What is needed: Gather up every line from the entries below that uses the word "должно".

[Data excerpts]
+--

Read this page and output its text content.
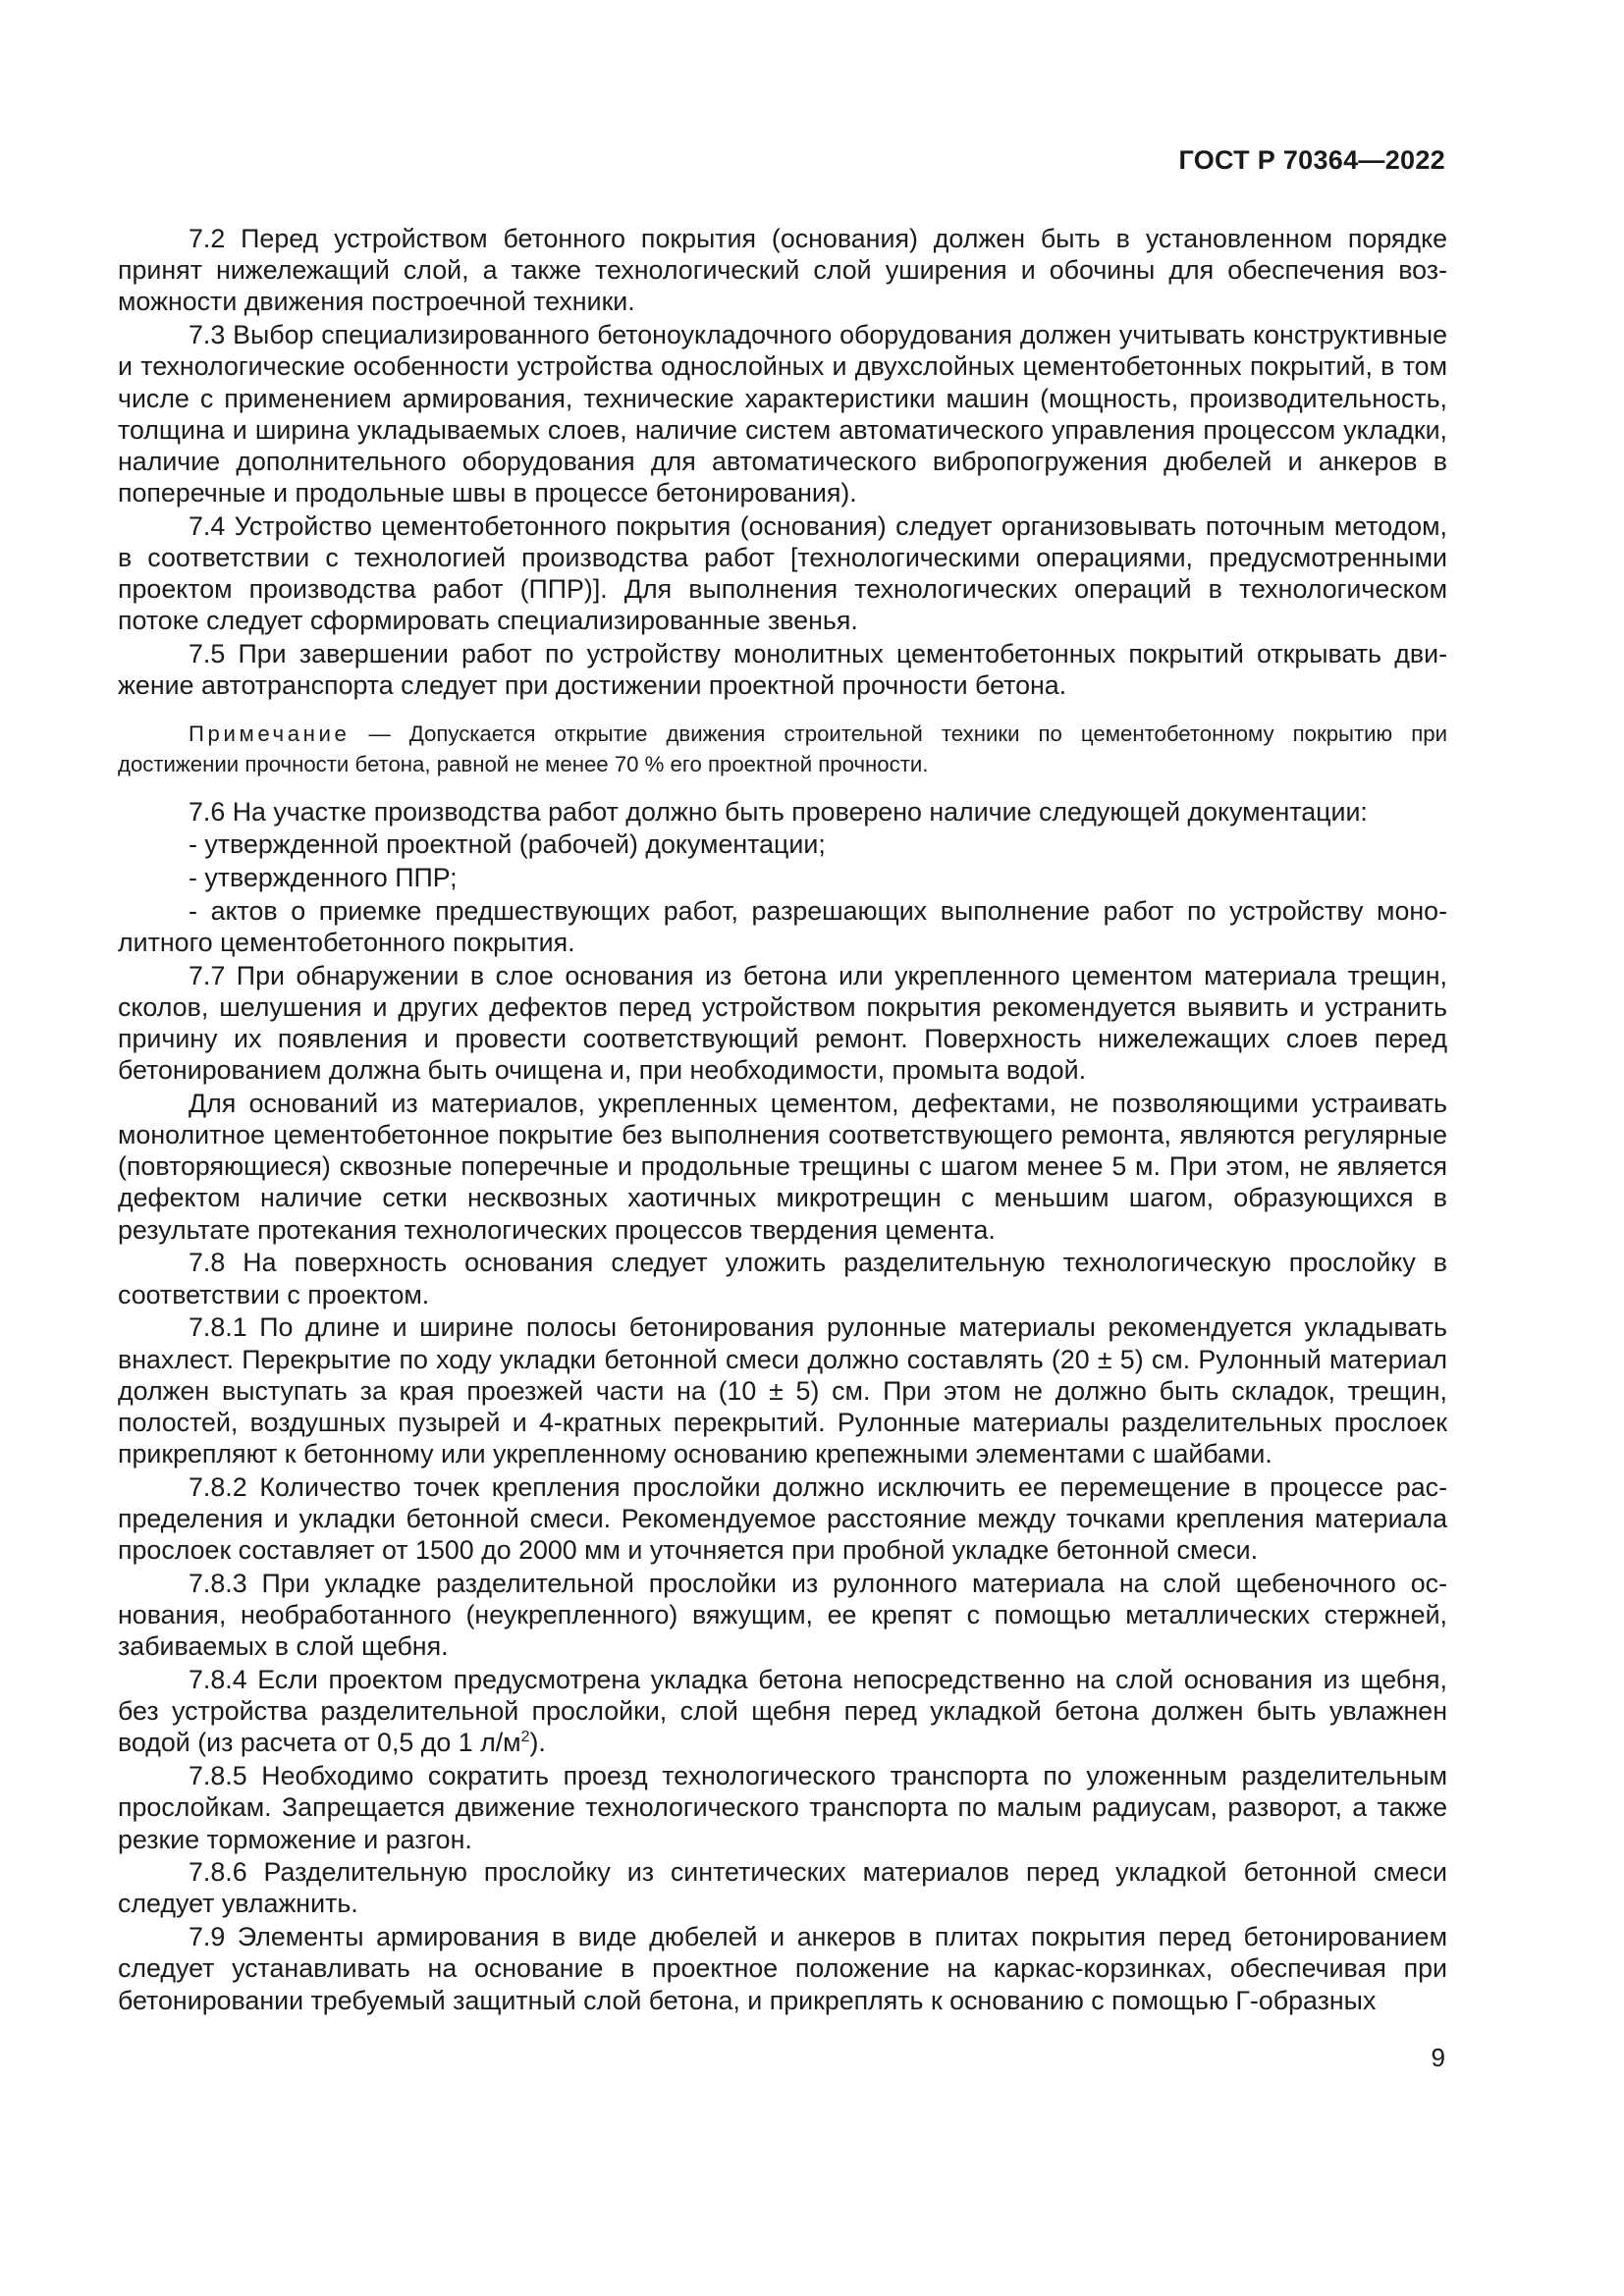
ГОСТ Р 70364—2022

7.2 Перед устройством бетонного покрытия (основания) должен быть в установленном порядке принят нижележащий слой, а также технологический слой уширения и обочины для обеспечения возможности движения построечной техники.

7.3 Выбор специализированного бетоноукладочного оборудования должен учитывать конструктивные и технологические особенности устройства однослойных и двухслойных цементобетонных покрытий, в том числе с применением армирования, технические характеристики машин (мощность, производительность, толщина и ширина укладываемых слоев, наличие систем автоматического управления процессом укладки, наличие дополнительного оборудования для автоматического вибропогружения дюбелей и анкеров в поперечные и продольные швы в процессе бетонирования).

7.4 Устройство цементобетонного покрытия (основания) следует организовывать поточным методом, в соответствии с технологией производства работ [технологическими операциями, предусмотренными проектом производства работ (ППР)]. Для выполнения технологических операций в технологическом потоке следует сформировать специализированные звенья.

7.5 При завершении работ по устройству монолитных цементобетонных покрытий открывать движение автотранспорта следует при достижении проектной прочности бетона.

Примечание — Допускается открытие движения строительной техники по цементобетонному покрытию при достижении прочности бетона, равной не менее 70 % его проектной прочности.

7.6 На участке производства работ должно быть проверено наличие следующей документации:

- утвержденной проектной (рабочей) документации;

- утвержденного ППР;

- актов о приемке предшествующих работ, разрешающих выполнение работ по устройству монолитного цементобетонного покрытия.

7.7 При обнаружении в слое основания из бетона или укрепленного цементом материала трещин, сколов, шелушения и других дефектов перед устройством покрытия рекомендуется выявить и устранить причину их появления и провести соответствующий ремонт. Поверхность нижележащих слоев перед бетонированием должна быть очищена и, при необходимости, промыта водой.

Для оснований из материалов, укрепленных цементом, дефектами, не позволяющими устраивать монолитное цементобетонное покрытие без выполнения соответствующего ремонта, являются регулярные (повторяющиеся) сквозные поперечные и продольные трещины с шагом менее 5 м. При этом, не является дефектом наличие сетки несквозных хаотичных микротрещин с меньшим шагом, образующихся в результате протекания технологических процессов твердения цемента.

7.8 На поверхность основания следует уложить разделительную технологическую прослойку в соответствии с проектом.

7.8.1 По длине и ширине полосы бетонирования рулонные материалы рекомендуется укладывать внахлест. Перекрытие по ходу укладки бетонной смеси должно составлять (20 ± 5) см. Рулонный материал должен выступать за края проезжей части на (10 ± 5) см. При этом не должно быть складок, трещин, полостей, воздушных пузырей и 4-кратных перекрытий. Рулонные материалы разделительных прослоек прикрепляют к бетонному или укрепленному основанию крепежными элементами с шайбами.

7.8.2 Количество точек крепления прослойки должно исключить ее перемещение в процессе распределения и укладки бетонной смеси. Рекомендуемое расстояние между точками крепления материала прослоек составляет от 1500 до 2000 мм и уточняется при пробной укладке бетонной смеси.

7.8.3 При укладке разделительной прослойки из рулонного материала на слой щебеночного основания, необработанного (неукрепленного) вяжущим, ее крепят с помощью металлических стержней, забиваемых в слой щебня.

7.8.4 Если проектом предусмотрена укладка бетона непосредственно на слой основания из щебня, без устройства разделительной прослойки, слой щебня перед укладкой бетона должен быть увлажнен водой (из расчета от 0,5 до 1 $л/м^2$).

7.8.5 Необходимо сократить проезд технологического транспорта по уложенным разделительным прослойкам. Запрещается движение технологического транспорта по малым радиусам, разворот, а также резкие торможение и разгон.

7.8.6 Разделительную прослойку из синтетических материалов перед укладкой бетонной смеси следует увлажнить.

7.9 Элементы армирования в виде дюбелей и анкеров в плитах покрытия перед бетонированием следует устанавливать на основание в проектное положение на каркас-корзинках, обеспечивая при бетонировании требуемый защитный слой бетона, и прикреплять к основанию с помощью Г-образных

9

+--

Output of the exercise:
7.6 На участке производства работ должно быть проверено наличие следующей документации:
7.8.1 По длине и ширине полосы бетонирования рулонные материалы рекомендуется укладывать внахлест. Перекрытие по ходу укладки бетонной смеси должно составлять (20 ± 5) см. Рулонный материал должен выступать за края проезжей части на (10 ± 5) см. При этом не должно быть складок, трещин, полостей, воздушных пузырей и 4-кратных перекрытий. Рулонные материалы разделительных прослоек прикрепляют к бетонному или укрепленному основанию крепежными элементами с шайбами.
7.8.2 Количество точек крепления прослойки должно исключить ее перемещение в процессе распределения и укладки бетонной смеси. Рекомендуемое расстояние между точками крепления материала прослоек составляет от 1500 до 2000 мм и уточняется при пробной укладке бетонной смеси.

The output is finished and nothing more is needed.